+++ Excerpt +++
Swine flu outbreak in 2009 much deadlier than prior estimate

The 2009 swine flu outbreak killed 15 times more people - an estimated 284,500 people - than were confirmed by laboratory tests at the time, according to a new study.

The study estimates that the death toll may have even reached as high as 579,000 people. An international group of scientists conducted the research, which was published in the Lancet journal on Tuesday. The original estimated number of deaths was pegged at 18,500 by the World Health Organization, Reuters reports.

"This pandemic really did take an enormous toll," Fatimah Dawood, the leader of the study, said, according to Reuters. "Our results also suggest how best to deploy resources. If a vaccine were to become available, we need to make sure it reached the areas where the death toll is likely to be highest."

The WHO warned that its initial estimate was a gross underestimate because of the deaths of people outside of the health system. The study showed that 51 percent of swine flu deaths occurred in southeast Asia and Africa.

The swine flu, caused by the H1N1 influenza virus, infected a victim in central Mexico in March 2009 and spread to California in April 2009. The virus then spread quickly worldwide.

The virus contained pieces of swine, bird and human flu viruses.

The WHO declared the flu a pandemic in June 2009 after cases were identified in 74 countries.
+++
Exercise tasks:
1. List every number of deaths that the swine flu article reports.
2. In the swine flu article, return the stretch from "The 2009 swine" through "a new study." word for word.
+++ Extracted material +++
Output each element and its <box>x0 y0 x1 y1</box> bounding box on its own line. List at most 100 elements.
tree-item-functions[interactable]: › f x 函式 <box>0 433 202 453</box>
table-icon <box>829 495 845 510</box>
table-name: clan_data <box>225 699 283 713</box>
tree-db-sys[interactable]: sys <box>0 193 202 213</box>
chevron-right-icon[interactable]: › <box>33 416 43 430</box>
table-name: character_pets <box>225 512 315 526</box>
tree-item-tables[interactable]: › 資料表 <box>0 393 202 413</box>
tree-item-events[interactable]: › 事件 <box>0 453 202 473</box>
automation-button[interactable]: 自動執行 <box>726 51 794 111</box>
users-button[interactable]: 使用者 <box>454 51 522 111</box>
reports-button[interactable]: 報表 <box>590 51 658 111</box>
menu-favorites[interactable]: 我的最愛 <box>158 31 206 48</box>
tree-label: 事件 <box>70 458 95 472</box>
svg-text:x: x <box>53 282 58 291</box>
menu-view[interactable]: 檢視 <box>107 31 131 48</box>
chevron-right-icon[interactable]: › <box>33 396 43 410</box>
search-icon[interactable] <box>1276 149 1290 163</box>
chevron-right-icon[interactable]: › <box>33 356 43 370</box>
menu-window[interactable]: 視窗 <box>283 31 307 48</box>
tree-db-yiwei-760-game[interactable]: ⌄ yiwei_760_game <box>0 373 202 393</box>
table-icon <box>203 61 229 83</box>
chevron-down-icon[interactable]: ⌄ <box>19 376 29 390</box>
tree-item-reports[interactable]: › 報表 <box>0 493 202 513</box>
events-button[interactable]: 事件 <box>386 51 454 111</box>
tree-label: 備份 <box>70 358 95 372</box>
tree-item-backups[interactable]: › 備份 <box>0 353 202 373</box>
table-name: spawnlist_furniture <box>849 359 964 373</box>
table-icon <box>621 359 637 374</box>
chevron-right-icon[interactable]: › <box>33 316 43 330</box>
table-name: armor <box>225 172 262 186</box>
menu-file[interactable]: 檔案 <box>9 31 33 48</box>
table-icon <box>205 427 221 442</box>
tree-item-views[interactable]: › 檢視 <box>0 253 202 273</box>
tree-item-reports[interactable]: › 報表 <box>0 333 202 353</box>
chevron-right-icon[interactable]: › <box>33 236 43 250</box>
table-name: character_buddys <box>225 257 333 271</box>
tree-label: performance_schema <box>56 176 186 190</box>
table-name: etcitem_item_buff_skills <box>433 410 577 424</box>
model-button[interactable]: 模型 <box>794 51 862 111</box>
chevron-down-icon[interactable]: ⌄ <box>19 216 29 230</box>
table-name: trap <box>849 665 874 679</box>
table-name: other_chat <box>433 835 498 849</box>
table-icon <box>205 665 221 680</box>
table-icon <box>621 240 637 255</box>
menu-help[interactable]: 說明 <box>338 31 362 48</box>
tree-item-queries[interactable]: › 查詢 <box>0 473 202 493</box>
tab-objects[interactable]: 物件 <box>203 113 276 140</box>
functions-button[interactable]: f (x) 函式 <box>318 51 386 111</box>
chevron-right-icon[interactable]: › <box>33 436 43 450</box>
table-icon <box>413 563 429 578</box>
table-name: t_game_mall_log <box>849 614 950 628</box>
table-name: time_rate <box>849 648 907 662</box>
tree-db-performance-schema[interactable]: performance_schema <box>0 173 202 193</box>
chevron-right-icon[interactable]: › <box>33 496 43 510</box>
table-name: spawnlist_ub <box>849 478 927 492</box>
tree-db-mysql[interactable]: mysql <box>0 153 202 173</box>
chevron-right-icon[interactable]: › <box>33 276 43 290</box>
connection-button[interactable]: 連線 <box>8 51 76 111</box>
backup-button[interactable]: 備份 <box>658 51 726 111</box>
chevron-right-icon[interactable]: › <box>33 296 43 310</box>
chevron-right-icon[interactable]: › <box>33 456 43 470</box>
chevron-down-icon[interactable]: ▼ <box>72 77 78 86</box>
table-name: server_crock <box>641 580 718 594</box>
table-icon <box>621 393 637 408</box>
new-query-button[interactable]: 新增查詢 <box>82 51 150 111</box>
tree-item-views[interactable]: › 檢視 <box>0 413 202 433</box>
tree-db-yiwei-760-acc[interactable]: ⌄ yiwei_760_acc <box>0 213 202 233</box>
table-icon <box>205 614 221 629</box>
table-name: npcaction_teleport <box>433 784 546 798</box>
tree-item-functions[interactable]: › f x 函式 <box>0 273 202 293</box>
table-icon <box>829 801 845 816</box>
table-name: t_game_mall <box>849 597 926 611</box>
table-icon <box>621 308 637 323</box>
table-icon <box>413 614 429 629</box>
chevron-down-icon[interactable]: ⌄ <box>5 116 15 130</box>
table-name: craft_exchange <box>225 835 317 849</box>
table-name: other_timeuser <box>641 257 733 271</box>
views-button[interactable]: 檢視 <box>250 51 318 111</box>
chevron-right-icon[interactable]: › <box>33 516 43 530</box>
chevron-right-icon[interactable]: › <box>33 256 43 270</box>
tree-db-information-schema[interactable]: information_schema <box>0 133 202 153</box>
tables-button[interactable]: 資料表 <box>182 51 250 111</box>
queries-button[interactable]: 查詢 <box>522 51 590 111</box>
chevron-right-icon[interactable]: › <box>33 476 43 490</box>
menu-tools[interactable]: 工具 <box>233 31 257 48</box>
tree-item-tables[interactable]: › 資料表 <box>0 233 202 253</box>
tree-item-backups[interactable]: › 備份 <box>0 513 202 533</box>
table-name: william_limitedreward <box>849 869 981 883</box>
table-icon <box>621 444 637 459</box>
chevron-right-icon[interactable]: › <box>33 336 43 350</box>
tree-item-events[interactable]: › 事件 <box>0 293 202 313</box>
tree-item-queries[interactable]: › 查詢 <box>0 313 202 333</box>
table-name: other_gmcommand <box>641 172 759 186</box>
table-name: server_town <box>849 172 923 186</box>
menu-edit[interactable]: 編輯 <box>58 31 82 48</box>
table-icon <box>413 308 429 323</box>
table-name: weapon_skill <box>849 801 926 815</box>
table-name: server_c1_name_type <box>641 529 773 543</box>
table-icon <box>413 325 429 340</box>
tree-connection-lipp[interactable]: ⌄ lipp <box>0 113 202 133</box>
+++
Answers to the problems:
1. 284,500; 579,000; 18,500

2.
The 2009 swine flu outbreak killed 15 times more people - an estimated 284,500 people - than were confirmed by laboratory tests at the time, according to a new study.